_What is being asked_: Filter these entries so that only lines with the word "icon" remain.

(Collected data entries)
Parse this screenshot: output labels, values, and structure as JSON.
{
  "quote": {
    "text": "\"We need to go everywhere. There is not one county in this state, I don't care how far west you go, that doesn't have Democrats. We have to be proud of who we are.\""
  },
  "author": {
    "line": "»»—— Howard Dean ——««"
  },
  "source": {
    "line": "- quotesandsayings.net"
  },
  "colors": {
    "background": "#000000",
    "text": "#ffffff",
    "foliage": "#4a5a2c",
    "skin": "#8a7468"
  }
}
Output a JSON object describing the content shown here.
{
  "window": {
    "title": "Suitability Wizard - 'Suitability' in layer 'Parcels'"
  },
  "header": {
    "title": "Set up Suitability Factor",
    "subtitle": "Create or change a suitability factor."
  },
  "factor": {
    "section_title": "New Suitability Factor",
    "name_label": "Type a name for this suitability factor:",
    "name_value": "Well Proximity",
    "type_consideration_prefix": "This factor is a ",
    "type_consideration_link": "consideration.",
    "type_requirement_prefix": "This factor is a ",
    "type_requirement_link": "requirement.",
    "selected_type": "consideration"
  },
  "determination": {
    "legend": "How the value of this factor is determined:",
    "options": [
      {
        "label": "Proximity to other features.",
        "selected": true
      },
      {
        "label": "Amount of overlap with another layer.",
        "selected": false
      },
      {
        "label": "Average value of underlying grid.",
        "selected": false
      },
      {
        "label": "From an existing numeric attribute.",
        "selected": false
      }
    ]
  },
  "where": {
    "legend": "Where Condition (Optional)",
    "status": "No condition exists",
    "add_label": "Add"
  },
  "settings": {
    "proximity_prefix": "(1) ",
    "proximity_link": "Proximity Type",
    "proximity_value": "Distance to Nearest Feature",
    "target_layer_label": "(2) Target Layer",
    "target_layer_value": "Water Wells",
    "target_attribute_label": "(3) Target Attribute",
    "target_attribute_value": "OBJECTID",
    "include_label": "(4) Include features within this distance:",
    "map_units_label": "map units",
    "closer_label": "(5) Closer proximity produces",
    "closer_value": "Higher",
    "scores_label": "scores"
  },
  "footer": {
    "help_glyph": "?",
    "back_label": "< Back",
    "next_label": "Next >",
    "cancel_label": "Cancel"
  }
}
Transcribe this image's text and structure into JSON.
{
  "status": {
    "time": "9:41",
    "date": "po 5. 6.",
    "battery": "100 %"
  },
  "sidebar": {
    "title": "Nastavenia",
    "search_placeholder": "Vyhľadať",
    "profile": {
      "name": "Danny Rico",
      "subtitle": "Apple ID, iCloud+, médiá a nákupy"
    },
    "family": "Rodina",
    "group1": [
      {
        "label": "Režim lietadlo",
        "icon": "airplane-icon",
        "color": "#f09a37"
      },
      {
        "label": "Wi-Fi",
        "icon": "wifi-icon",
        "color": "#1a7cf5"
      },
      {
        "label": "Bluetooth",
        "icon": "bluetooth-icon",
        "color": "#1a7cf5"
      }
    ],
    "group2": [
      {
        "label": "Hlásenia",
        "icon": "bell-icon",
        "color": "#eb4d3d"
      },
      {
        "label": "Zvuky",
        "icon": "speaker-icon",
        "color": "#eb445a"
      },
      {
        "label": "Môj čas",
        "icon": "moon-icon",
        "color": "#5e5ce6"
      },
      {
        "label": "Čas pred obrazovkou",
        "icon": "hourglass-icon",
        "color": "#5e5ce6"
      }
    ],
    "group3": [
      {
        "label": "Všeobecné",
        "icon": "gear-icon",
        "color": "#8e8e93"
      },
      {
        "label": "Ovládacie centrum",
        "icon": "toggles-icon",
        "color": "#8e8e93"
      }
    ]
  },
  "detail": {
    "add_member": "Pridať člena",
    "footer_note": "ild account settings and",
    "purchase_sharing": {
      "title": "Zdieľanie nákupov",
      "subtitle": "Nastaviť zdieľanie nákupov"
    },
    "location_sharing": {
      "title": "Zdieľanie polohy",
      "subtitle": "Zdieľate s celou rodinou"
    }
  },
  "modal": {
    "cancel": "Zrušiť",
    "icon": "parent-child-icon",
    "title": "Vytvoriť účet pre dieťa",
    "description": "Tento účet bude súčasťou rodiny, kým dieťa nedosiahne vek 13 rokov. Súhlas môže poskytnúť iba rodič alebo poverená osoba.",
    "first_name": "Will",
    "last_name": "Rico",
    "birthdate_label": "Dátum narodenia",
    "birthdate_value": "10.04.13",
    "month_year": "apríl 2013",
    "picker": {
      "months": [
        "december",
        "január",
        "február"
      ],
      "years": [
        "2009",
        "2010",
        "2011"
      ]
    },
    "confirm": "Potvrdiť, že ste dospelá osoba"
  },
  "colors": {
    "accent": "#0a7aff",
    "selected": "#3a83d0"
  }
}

_Answer to the exercise_:
        "icon": "airplane-icon",
        "icon": "wifi-icon",
        "icon": "bluetooth-icon",
        "icon": "bell-icon",
        "icon": "speaker-icon",
        "icon": "moon-icon",
        "icon": "hourglass-icon",
        "icon": "gear-icon",
        "icon": "toggles-icon",
    "icon": "parent-child-icon",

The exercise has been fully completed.